++++ Recorded information ++++

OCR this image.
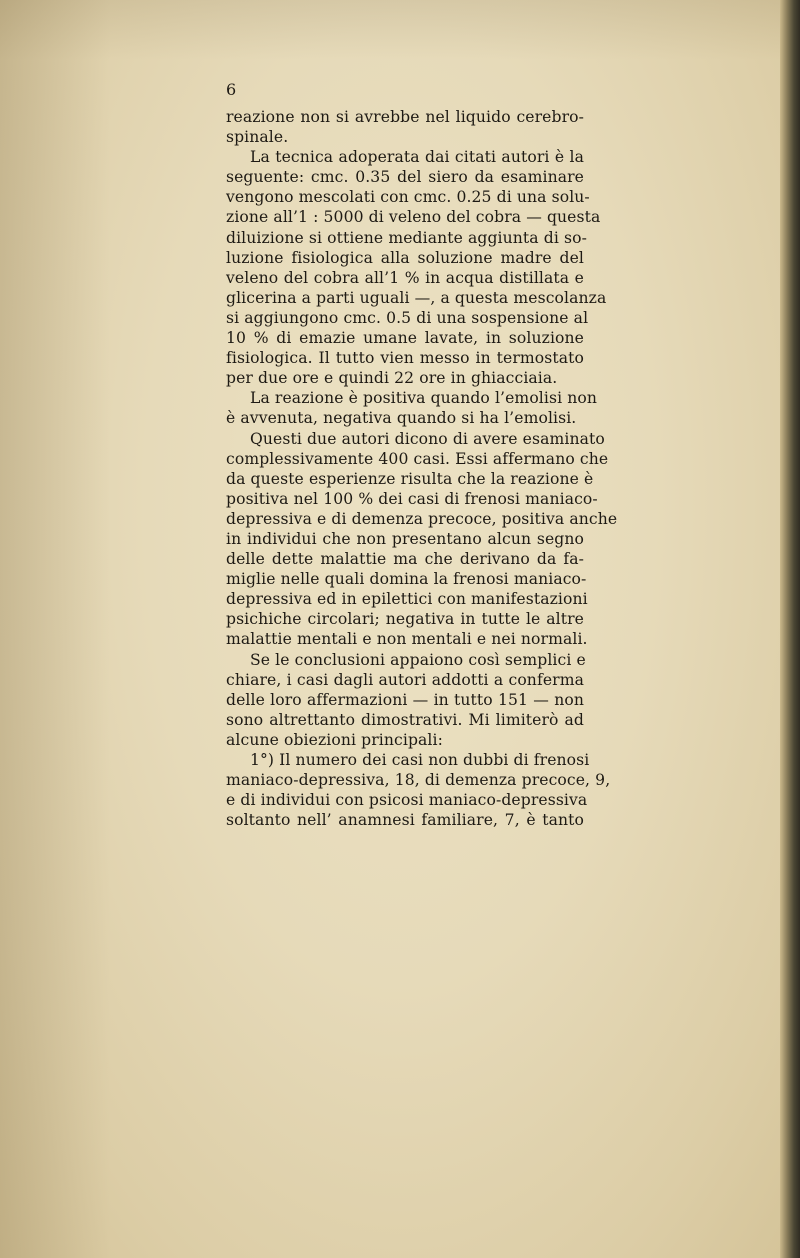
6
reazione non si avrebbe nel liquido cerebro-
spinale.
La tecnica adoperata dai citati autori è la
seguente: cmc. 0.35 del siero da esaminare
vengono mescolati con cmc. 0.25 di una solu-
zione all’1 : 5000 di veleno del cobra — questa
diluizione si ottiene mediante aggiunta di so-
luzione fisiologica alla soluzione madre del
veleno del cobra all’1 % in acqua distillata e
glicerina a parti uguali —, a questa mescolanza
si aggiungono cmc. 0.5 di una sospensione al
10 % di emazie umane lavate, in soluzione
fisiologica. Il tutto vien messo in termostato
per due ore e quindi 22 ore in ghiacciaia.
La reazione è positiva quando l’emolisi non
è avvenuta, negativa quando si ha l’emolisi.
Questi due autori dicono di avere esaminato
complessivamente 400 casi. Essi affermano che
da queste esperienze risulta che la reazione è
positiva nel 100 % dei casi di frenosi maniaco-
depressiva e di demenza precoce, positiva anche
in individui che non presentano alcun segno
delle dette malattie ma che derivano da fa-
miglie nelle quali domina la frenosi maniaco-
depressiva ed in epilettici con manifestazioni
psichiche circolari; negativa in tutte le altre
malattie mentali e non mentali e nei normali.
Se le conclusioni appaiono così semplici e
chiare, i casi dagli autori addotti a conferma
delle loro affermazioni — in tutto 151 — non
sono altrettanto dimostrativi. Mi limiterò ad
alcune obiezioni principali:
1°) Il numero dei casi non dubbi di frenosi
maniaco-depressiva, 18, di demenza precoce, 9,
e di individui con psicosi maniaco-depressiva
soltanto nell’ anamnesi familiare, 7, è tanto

++++

_What the task requires_:
Write out every record above exactly as it stands, but leave out the pictures.

_Complete answer_:
OCR this image.
6
reazione non si avrebbe nel liquido cerebro-
spinale.
La tecnica adoperata dai citati autori è la
seguente: cmc. 0.35 del siero da esaminare
vengono mescolati con cmc. 0.25 di una solu-
zione all’1 : 5000 di veleno del cobra — questa
diluizione si ottiene mediante aggiunta di so-
luzione fisiologica alla soluzione madre del
veleno del cobra all’1 % in acqua distillata e
glicerina a parti uguali —, a questa mescolanza
si aggiungono cmc. 0.5 di una sospensione al
10 % di emazie umane lavate, in soluzione
fisiologica. Il tutto vien messo in termostato
per due ore e quindi 22 ore in ghiacciaia.
La reazione è positiva quando l’emolisi non
è avvenuta, negativa quando si ha l’emolisi.
Questi due autori dicono di avere esaminato
complessivamente 400 casi. Essi affermano che
da queste esperienze risulta che la reazione è
positiva nel 100 % dei casi di frenosi maniaco-
depressiva e di demenza precoce, positiva anche
in individui che non presentano alcun segno
delle dette malattie ma che derivano da fa-
miglie nelle quali domina la frenosi maniaco-
depressiva ed in epilettici con manifestazioni
psichiche circolari; negativa in tutte le altre
malattie mentali e non mentali e nei normali.
Se le conclusioni appaiono così semplici e
chiare, i casi dagli autori addotti a conferma
delle loro affermazioni — in tutto 151 — non
sono altrettanto dimostrativi. Mi limiterò ad
alcune obiezioni principali:
1°) Il numero dei casi non dubbi di frenosi
maniaco-depressiva, 18, di demenza precoce, 9,
e di individui con psicosi maniaco-depressiva
soltanto nell’ anamnesi familiare, 7, è tanto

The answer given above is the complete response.